→ STATED TASK:
Write out every line of the entries below as a numbered list, leaving out any blank lines.

• • •

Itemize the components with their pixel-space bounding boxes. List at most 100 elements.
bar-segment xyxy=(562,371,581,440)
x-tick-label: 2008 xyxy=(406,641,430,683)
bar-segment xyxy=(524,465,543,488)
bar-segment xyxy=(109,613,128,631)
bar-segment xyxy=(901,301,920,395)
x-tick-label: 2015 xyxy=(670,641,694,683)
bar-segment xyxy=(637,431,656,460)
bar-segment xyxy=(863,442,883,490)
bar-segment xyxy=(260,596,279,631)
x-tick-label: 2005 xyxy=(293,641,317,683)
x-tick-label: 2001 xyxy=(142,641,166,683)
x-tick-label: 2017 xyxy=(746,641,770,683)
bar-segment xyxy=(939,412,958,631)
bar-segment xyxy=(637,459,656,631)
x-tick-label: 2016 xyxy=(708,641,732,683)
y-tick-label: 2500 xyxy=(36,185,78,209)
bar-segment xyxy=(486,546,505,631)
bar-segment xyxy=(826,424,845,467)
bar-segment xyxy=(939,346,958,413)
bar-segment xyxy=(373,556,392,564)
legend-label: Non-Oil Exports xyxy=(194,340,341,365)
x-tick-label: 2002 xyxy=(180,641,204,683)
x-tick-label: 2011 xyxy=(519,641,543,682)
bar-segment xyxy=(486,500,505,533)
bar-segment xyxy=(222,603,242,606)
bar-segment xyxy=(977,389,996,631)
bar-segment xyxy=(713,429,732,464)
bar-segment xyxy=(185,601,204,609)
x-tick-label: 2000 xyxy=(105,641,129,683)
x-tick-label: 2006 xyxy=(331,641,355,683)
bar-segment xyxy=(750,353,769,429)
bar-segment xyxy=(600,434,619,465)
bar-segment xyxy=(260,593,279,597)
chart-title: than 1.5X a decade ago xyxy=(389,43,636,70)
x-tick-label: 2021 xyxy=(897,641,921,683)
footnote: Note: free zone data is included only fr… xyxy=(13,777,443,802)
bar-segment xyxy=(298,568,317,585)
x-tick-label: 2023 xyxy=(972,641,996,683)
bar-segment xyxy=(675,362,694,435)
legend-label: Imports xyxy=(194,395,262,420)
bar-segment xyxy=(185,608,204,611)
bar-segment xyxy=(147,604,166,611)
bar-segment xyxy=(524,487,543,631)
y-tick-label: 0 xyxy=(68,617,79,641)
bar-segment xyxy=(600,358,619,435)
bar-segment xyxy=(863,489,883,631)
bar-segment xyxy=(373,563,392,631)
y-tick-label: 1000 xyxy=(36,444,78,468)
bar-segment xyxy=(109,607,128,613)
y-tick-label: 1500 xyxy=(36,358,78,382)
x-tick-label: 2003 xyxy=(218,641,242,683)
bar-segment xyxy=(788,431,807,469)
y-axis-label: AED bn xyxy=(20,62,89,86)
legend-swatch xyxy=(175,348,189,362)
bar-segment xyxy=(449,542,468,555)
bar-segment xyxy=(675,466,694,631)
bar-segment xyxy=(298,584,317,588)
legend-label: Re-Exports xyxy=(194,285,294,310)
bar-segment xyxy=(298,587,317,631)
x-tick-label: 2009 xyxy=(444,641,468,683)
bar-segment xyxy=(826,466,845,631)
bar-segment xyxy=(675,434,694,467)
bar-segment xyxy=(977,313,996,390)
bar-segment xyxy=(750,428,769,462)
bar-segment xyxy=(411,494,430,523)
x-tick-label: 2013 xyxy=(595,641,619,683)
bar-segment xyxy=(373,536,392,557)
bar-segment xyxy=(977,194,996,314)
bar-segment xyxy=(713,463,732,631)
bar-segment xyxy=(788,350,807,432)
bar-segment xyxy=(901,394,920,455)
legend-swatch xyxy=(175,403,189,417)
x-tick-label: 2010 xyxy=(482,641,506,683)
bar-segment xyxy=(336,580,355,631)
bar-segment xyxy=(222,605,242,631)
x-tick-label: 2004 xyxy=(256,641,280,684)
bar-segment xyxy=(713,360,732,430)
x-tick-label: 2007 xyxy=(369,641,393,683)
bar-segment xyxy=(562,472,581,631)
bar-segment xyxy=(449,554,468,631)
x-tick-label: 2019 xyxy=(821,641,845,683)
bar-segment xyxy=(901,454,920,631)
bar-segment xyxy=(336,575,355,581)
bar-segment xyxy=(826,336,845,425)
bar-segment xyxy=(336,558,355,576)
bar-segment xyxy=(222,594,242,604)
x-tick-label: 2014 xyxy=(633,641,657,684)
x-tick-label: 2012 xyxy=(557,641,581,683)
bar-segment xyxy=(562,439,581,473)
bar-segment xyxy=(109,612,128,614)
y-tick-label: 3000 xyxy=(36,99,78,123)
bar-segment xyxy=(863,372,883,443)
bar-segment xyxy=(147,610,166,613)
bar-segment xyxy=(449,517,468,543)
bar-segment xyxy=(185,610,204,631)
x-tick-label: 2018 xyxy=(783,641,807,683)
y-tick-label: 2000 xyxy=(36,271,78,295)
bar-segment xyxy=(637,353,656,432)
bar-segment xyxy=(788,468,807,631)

• • •

→ THE RESPONSE:
1. Itemize the components with their pixel-space bounding boxes. List at most 100 elements.
2. bar-segment xyxy=(562,371,581,440)
3. x-tick-label: 2008 xyxy=(406,641,430,683)
4. bar-segment xyxy=(524,465,543,488)
5. bar-segment xyxy=(109,613,128,631)
6. bar-segment xyxy=(901,301,920,395)
7. x-tick-label: 2015 xyxy=(670,641,694,683)
8. bar-segment xyxy=(637,431,656,460)
9. bar-segment xyxy=(863,442,883,490)
10. bar-segment xyxy=(260,596,279,631)
11. x-tick-label: 2005 xyxy=(293,641,317,683)
12. x-tick-label: 2001 xyxy=(142,641,166,683)
13. x-tick-label: 2017 xyxy=(746,641,770,683)
14. bar-segment xyxy=(939,412,958,631)
15. bar-segment xyxy=(637,459,656,631)
16. x-tick-label: 2016 xyxy=(708,641,732,683)
17. y-tick-label: 2500 xyxy=(36,185,78,209)
18. bar-segment xyxy=(486,546,505,631)
19. bar-segment xyxy=(826,424,845,467)
20. bar-segment xyxy=(939,346,958,413)
21. bar-segment xyxy=(373,556,392,564)
22. legend-label: Non-Oil Exports xyxy=(194,340,341,365)
23. x-tick-label: 2002 xyxy=(180,641,204,683)
24. x-tick-label: 2011 xyxy=(519,641,543,682)
25. bar-segment xyxy=(486,500,505,533)
26. bar-segment xyxy=(222,603,242,606)
27. bar-segment xyxy=(977,389,996,631)
28. bar-segment xyxy=(713,429,732,464)
29. bar-segment xyxy=(185,601,204,609)
30. x-tick-label: 2000 xyxy=(105,641,129,683)
31. x-tick-label: 2006 xyxy=(331,641,355,683)
32. bar-segment xyxy=(750,353,769,429)
33. bar-segment xyxy=(600,434,619,465)
34. bar-segment xyxy=(260,593,279,597)
35. chart-title: than 1.5X a decade ago xyxy=(389,43,636,70)
36. x-tick-label: 2021 xyxy=(897,641,921,683)
37. footnote: Note: free zone data is included only fr… xyxy=(13,777,443,802)
38. bar-segment xyxy=(298,568,317,585)
39. x-tick-label: 2023 xyxy=(972,641,996,683)
40. bar-segment xyxy=(675,362,694,435)
41. legend-label: Imports xyxy=(194,395,262,420)
42. bar-segment xyxy=(185,608,204,611)
43. bar-segment xyxy=(147,604,166,611)
44. bar-segment xyxy=(524,487,543,631)
45. y-tick-label: 0 xyxy=(68,617,79,641)
46. bar-segment xyxy=(600,358,619,435)
47. bar-segment xyxy=(863,489,883,631)
48. bar-segment xyxy=(373,563,392,631)
49. y-tick-label: 1000 xyxy=(36,444,78,468)
50. bar-segment xyxy=(109,607,128,613)
51. y-tick-label: 1500 xyxy=(36,358,78,382)
52. x-tick-label: 2003 xyxy=(218,641,242,683)
53. bar-segment xyxy=(788,431,807,469)
54. y-axis-label: AED bn xyxy=(20,62,89,86)
55. legend-swatch xyxy=(175,348,189,362)
56. bar-segment xyxy=(449,542,468,555)
57. bar-segment xyxy=(675,466,694,631)
58. bar-segment xyxy=(298,584,317,588)
59. legend-label: Re-Exports xyxy=(194,285,294,310)
60. bar-segment xyxy=(298,587,317,631)
61. x-tick-label: 2009 xyxy=(444,641,468,683)
62. bar-segment xyxy=(826,466,845,631)
63. bar-segment xyxy=(675,434,694,467)
64. bar-segment xyxy=(977,313,996,390)
65. bar-segment xyxy=(750,428,769,462)
66. bar-segment xyxy=(411,494,430,523)
67. x-tick-label: 2013 xyxy=(595,641,619,683)
68. bar-segment xyxy=(373,536,392,557)
69. bar-segment xyxy=(977,194,996,314)
70. bar-segment xyxy=(713,463,732,631)
71. bar-segment xyxy=(788,350,807,432)
72. bar-segment xyxy=(901,394,920,455)
73. legend-swatch xyxy=(175,403,189,417)
74. x-tick-label: 2010 xyxy=(482,641,506,683)
75. bar-segment xyxy=(336,580,355,631)
76. bar-segment xyxy=(222,605,242,631)
77. x-tick-label: 2004 xyxy=(256,641,280,684)
78. bar-segment xyxy=(713,360,732,430)
79. x-tick-label: 2007 xyxy=(369,641,393,683)
80. bar-segment xyxy=(562,472,581,631)
81. bar-segment xyxy=(449,554,468,631)
82. x-tick-label: 2019 xyxy=(821,641,845,683)
83. bar-segment xyxy=(901,454,920,631)
84. bar-segment xyxy=(336,575,355,581)
85. bar-segment xyxy=(826,336,845,425)
86. bar-segment xyxy=(336,558,355,576)
87. bar-segment xyxy=(222,594,242,604)
88. x-tick-label: 2014 xyxy=(633,641,657,684)
89. x-tick-label: 2012 xyxy=(557,641,581,683)
90. bar-segment xyxy=(562,439,581,473)
91. bar-segment xyxy=(109,612,128,614)
92. y-tick-label: 3000 xyxy=(36,99,78,123)
93. bar-segment xyxy=(863,372,883,443)
94. bar-segment xyxy=(147,610,166,613)
95. bar-segment xyxy=(449,517,468,543)
96. bar-segment xyxy=(185,610,204,631)
97. x-tick-label: 2018 xyxy=(783,641,807,683)
98. y-tick-label: 2000 xyxy=(36,271,78,295)
99. bar-segment xyxy=(637,353,656,432)
100. bar-segment xyxy=(788,468,807,631)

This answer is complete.